:: Your goal ::
Draw out every line with the word "other" from the listing below.

:: Provided information ::
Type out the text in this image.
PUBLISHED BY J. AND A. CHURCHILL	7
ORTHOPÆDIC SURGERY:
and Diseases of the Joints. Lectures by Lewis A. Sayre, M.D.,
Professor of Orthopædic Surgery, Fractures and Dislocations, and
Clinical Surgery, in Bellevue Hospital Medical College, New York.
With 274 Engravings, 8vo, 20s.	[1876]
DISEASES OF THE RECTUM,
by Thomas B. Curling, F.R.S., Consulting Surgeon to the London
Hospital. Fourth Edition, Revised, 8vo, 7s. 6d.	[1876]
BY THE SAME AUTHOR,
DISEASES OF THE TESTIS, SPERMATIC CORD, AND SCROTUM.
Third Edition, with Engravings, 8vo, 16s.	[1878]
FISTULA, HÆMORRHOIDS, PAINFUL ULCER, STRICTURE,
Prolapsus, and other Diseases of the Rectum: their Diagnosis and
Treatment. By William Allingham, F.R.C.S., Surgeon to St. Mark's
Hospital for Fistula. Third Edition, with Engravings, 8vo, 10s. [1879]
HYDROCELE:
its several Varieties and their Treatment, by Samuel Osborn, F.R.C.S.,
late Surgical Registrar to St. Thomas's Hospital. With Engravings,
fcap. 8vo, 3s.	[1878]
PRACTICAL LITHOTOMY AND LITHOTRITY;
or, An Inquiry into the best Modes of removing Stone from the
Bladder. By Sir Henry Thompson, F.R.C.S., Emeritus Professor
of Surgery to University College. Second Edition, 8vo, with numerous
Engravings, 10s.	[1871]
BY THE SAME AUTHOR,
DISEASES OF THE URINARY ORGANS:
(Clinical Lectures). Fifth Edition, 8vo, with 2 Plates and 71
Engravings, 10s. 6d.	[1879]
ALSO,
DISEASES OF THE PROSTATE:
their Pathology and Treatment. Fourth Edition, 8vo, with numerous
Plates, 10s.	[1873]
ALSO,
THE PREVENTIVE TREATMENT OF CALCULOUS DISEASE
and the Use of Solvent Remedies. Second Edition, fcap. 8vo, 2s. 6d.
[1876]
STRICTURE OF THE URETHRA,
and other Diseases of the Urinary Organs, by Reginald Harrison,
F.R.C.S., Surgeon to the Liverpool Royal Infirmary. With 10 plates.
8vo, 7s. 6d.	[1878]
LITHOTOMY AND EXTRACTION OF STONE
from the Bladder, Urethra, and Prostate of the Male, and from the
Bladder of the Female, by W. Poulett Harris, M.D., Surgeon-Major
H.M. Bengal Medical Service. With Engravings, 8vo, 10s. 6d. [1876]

:: Answer to this exercise ::
Prolapsus, and other Diseases of the Rectum: their Diagnosis and
and other Diseases of the Urinary Organs, by Reginald Harrison,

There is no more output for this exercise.